— START Data in this exercise —
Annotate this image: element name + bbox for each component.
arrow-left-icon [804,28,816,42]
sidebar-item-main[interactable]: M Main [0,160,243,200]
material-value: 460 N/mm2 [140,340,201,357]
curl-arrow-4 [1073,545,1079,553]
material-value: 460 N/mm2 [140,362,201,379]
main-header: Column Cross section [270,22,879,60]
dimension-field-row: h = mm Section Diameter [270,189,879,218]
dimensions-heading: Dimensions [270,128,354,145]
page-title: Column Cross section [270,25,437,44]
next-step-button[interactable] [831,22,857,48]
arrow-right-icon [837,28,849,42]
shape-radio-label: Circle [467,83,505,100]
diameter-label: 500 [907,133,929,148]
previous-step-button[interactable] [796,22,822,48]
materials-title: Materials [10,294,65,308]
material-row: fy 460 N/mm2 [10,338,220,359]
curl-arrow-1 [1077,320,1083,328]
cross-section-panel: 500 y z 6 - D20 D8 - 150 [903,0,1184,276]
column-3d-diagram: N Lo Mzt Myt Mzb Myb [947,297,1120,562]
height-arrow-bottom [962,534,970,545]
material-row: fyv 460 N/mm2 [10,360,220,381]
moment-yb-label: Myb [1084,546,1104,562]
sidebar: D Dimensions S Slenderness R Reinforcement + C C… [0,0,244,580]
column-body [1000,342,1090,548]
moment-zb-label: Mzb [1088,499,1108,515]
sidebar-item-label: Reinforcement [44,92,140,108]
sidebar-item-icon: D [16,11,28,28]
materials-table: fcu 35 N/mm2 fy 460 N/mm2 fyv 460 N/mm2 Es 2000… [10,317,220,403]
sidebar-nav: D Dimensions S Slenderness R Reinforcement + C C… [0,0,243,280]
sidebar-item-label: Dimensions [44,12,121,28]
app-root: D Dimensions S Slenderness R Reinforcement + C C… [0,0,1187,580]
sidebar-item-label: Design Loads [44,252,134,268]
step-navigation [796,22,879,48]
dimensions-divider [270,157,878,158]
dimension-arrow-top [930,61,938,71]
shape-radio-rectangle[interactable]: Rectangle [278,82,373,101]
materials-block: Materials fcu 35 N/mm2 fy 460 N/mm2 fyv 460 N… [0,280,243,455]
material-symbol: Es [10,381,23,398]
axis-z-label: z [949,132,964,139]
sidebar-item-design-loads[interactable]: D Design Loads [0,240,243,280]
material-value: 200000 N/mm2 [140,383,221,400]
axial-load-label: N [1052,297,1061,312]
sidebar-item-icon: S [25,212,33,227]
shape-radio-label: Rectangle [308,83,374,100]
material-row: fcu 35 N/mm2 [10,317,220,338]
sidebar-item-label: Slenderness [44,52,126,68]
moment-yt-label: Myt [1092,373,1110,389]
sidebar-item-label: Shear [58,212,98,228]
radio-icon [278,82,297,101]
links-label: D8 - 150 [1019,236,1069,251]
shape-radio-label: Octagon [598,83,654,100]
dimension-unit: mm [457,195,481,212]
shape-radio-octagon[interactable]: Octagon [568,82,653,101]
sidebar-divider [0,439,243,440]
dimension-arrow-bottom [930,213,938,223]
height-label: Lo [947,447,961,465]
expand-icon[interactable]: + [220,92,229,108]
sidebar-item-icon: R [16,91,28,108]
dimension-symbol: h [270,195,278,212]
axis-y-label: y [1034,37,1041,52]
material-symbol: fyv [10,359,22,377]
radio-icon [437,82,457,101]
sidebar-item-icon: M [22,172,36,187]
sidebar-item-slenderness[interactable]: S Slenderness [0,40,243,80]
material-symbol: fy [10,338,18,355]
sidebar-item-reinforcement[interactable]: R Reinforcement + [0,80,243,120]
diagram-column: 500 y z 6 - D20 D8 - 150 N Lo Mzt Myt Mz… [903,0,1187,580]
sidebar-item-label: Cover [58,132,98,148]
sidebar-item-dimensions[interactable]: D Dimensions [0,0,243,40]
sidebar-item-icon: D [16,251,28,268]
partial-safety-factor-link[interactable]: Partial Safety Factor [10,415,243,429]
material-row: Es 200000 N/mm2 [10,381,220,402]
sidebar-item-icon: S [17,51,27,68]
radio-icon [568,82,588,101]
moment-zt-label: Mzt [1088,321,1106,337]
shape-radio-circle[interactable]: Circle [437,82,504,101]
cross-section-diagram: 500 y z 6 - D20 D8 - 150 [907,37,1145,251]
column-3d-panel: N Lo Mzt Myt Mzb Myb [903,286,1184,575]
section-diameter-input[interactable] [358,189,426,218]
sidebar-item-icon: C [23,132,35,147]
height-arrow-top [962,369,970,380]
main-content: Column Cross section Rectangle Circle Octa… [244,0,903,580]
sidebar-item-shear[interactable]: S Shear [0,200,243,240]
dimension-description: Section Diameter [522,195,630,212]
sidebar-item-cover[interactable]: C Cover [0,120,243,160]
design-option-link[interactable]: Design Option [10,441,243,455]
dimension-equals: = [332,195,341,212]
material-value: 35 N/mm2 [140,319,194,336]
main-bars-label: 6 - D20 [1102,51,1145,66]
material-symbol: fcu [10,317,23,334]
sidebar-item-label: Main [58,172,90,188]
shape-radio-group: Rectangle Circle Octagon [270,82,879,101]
— END Data in this exercise —
__Exercise aim__. Please identify every line above that contains the string "bottom", and copy each of those lines in full. Case counts.

__Task answer__.
height-arrow-bottom [962,534,970,545]
dimension-arrow-bottom [930,213,938,223]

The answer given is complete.